- Supplied material:
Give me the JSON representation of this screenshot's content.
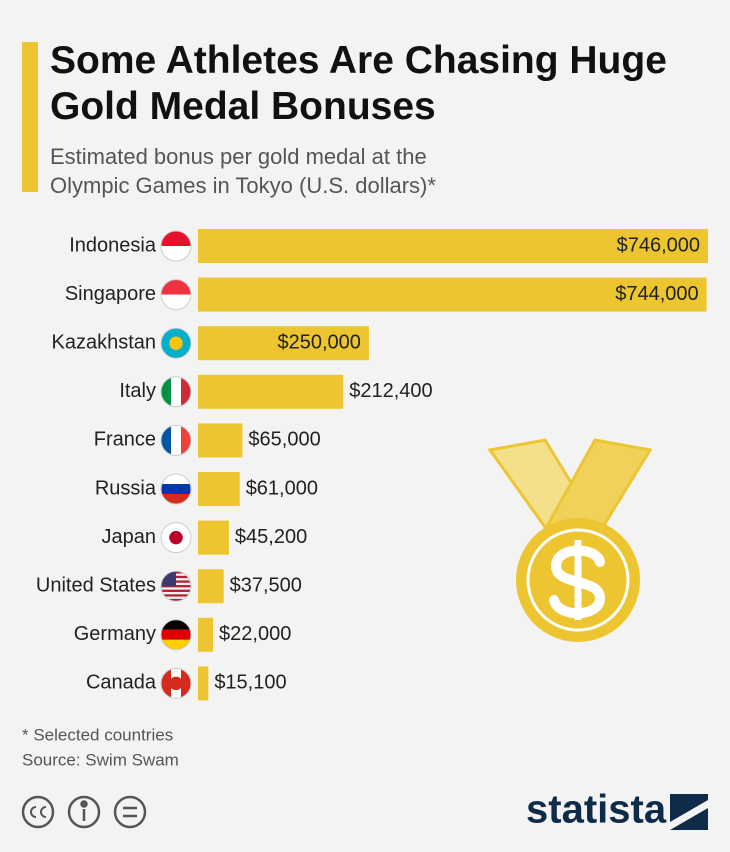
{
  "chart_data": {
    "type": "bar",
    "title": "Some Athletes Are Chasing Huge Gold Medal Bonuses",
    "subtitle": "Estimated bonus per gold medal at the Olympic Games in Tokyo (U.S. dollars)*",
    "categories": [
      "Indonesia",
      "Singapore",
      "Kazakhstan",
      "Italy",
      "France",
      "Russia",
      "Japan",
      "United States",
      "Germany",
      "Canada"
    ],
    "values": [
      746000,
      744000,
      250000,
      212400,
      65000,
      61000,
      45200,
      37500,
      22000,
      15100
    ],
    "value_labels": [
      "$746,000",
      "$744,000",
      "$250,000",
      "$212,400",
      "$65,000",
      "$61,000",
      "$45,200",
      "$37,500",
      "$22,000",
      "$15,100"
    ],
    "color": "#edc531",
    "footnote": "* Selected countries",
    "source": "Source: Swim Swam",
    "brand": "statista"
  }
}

- Short problem: Reproduce all of the data exactly; the pictures do not belong in the copy.

- Full output:
Give me the JSON representation of this screenshot's content.
{
  "chart_data": {
    "type": "bar",
    "title": "Some Athletes Are Chasing Huge Gold Medal Bonuses",
    "subtitle": "Estimated bonus per gold medal at the Olympic Games in Tokyo (U.S. dollars)*",
    "categories": [
      "Indonesia",
      "Singapore",
      "Kazakhstan",
      "Italy",
      "France",
      "Russia",
      "Japan",
      "United States",
      "Germany",
      "Canada"
    ],
    "values": [
      746000,
      744000,
      250000,
      212400,
      65000,
      61000,
      45200,
      37500,
      22000,
      15100
    ],
    "value_labels": [
      "$746,000",
      "$744,000",
      "$250,000",
      "$212,400",
      "$65,000",
      "$61,000",
      "$45,200",
      "$37,500",
      "$22,000",
      "$15,100"
    ],
    "color": "#edc531",
    "footnote": "* Selected countries",
    "source": "Source: Swim Swam",
    "brand": "statista"
  }
}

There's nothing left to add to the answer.